[Start DATA FOR THE TASK]
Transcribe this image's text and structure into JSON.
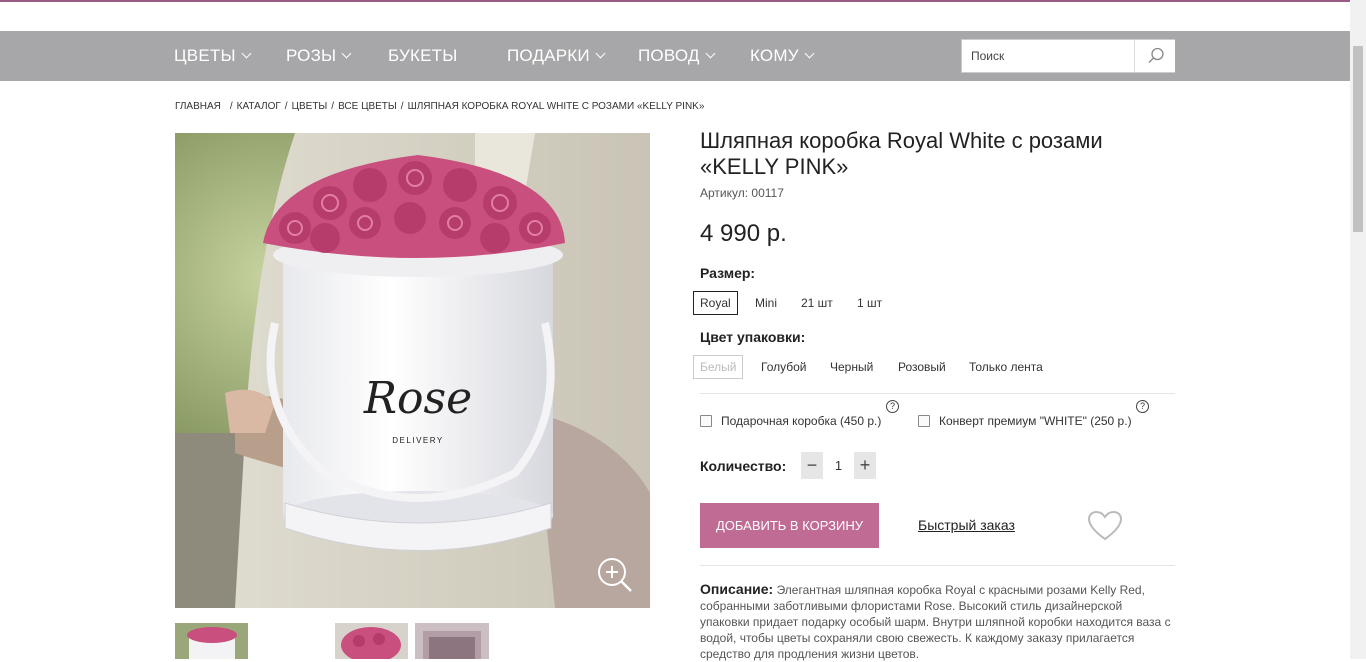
{
  "nav": {
    "items": [
      {
        "label": "ЦВЕТЫ",
        "dropdown": true
      },
      {
        "label": "РОЗЫ",
        "dropdown": true
      },
      {
        "label": "БУКЕТЫ",
        "dropdown": false
      },
      {
        "label": "ПОДАРКИ",
        "dropdown": true
      },
      {
        "label": "ПОВОД",
        "dropdown": true
      },
      {
        "label": "КОМУ",
        "dropdown": true
      }
    ],
    "search_placeholder": "Поиск"
  },
  "breadcrumb": [
    "Главная",
    "Каталог",
    "Цветы",
    "Все цветы",
    "Шляпная коробка Royal White с розами «Kelly Pink»"
  ],
  "product": {
    "title": "Шляпная коробка Royal White с розами «KELLY PINK»",
    "article": "Артикул: 00117",
    "price": "4 990 р.",
    "photo_logo": "Rose",
    "photo_logo_sub": "DELIVERY",
    "size_label": "Размер:",
    "sizes": [
      "Royal",
      "Mini",
      "21 шт",
      "1 шт"
    ],
    "pack_label": "Цвет упаковки:",
    "pack_colors": [
      "Белый",
      "Голубой",
      "Черный",
      "Розовый",
      "Только лента"
    ],
    "addons": [
      "Подарочная коробка (450 р.)",
      "Конверт премиум \"WHITE\" (250 р.)"
    ],
    "help_mark": "?",
    "qty_label": "Количество:",
    "qty_value": "1",
    "qty_minus": "−",
    "qty_plus": "+",
    "add_to_cart": "Добавить в корзину",
    "quick_order": "Быстрый заказ",
    "desc_label": "Описание:",
    "description": "Элегантная шляпная коробка Royal с красными розами Kelly Red, собранными заботливыми флористами Rose. Высокий стиль дизайнерской упаковки придает подарку особый шарм. Внутри шляпной коробки находится ваза с водой, чтобы цветы сохраняли свою свежесть. К каждому заказу прилагается средство для продления жизни цветов."
  },
  "colors": {
    "accent": "#c06b93",
    "nav_bg": "#a7a6a8",
    "rose": "#c94f7e"
  }
}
[End DATA FOR THE TASK]
**JOB:** Print out the lines exactly, skipping any picture.

**ANSWER TO THE TASK:**
Transcribe this image's text and structure into JSON.
{
  "nav": {
    "items": [
      {
        "label": "ЦВЕТЫ",
        "dropdown": true
      },
      {
        "label": "РОЗЫ",
        "dropdown": true
      },
      {
        "label": "БУКЕТЫ",
        "dropdown": false
      },
      {
        "label": "ПОДАРКИ",
        "dropdown": true
      },
      {
        "label": "ПОВОД",
        "dropdown": true
      },
      {
        "label": "КОМУ",
        "dropdown": true
      }
    ],
    "search_placeholder": "Поиск"
  },
  "breadcrumb": [
    "Главная",
    "Каталог",
    "Цветы",
    "Все цветы",
    "Шляпная коробка Royal White с розами «Kelly Pink»"
  ],
  "product": {
    "title": "Шляпная коробка Royal White с розами «KELLY PINK»",
    "article": "Артикул: 00117",
    "price": "4 990 р.",
    "photo_logo": "Rose",
    "photo_logo_sub": "DELIVERY",
    "size_label": "Размер:",
    "sizes": [
      "Royal",
      "Mini",
      "21 шт",
      "1 шт"
    ],
    "pack_label": "Цвет упаковки:",
    "pack_colors": [
      "Белый",
      "Голубой",
      "Черный",
      "Розовый",
      "Только лента"
    ],
    "addons": [
      "Подарочная коробка (450 р.)",
      "Конверт премиум \"WHITE\" (250 р.)"
    ],
    "help_mark": "?",
    "qty_label": "Количество:",
    "qty_value": "1",
    "qty_minus": "−",
    "qty_plus": "+",
    "add_to_cart": "Добавить в корзину",
    "quick_order": "Быстрый заказ",
    "desc_label": "Описание:",
    "description": "Элегантная шляпная коробка Royal с красными розами Kelly Red, собранными заботливыми флористами Rose. Высокий стиль дизайнерской упаковки придает подарку особый шарм. Внутри шляпной коробки находится ваза с водой, чтобы цветы сохраняли свою свежесть. К каждому заказу прилагается средство для продления жизни цветов."
  },
  "colors": {
    "accent": "#c06b93",
    "nav_bg": "#a7a6a8",
    "rose": "#c94f7e"
  }
}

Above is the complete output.